In the listing below, locate the lines that hold "Stock" and copy them.

-- Start Supplied material --

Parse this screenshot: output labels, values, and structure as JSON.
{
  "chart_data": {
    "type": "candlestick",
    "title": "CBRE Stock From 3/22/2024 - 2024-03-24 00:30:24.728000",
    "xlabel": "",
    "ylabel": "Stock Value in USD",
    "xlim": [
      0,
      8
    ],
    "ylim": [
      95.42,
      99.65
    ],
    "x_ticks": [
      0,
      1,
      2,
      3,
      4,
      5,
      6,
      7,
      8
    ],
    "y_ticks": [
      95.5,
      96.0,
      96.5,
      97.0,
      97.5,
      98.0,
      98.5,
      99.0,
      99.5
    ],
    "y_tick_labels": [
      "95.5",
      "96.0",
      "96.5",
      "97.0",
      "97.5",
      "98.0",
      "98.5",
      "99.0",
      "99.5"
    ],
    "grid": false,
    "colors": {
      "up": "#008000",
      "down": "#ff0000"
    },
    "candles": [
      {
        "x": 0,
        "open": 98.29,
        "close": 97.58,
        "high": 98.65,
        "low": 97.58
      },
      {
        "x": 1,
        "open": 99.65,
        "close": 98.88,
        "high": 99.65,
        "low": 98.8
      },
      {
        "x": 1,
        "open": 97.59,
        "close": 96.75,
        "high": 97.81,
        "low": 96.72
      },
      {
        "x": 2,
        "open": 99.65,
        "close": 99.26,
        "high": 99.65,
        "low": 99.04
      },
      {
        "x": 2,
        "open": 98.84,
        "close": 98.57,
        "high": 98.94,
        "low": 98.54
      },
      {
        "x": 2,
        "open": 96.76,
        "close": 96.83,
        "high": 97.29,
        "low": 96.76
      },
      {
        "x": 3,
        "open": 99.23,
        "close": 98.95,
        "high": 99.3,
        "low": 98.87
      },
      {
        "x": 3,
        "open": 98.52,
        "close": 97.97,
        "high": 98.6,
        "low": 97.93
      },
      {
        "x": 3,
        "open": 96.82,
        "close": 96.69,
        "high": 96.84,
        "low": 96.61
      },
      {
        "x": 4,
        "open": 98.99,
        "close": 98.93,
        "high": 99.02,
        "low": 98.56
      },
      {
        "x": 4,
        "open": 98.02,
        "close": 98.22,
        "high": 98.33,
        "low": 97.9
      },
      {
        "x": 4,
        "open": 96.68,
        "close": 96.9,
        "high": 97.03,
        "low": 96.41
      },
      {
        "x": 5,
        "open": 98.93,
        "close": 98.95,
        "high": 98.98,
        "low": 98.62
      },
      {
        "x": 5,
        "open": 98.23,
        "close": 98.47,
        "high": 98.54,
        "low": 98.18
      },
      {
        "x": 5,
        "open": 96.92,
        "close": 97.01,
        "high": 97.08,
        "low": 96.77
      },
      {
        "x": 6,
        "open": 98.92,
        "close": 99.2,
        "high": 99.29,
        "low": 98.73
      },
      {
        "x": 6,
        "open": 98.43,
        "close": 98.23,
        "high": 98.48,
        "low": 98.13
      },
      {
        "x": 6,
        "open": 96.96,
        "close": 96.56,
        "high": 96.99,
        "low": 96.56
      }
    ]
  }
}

-- End Supplied material --

■ **Expected answer**
    "title": "CBRE Stock From 3/22/2024 - 2024-03-24 00:30:24.728000",
    "ylabel": "Stock Value in USD",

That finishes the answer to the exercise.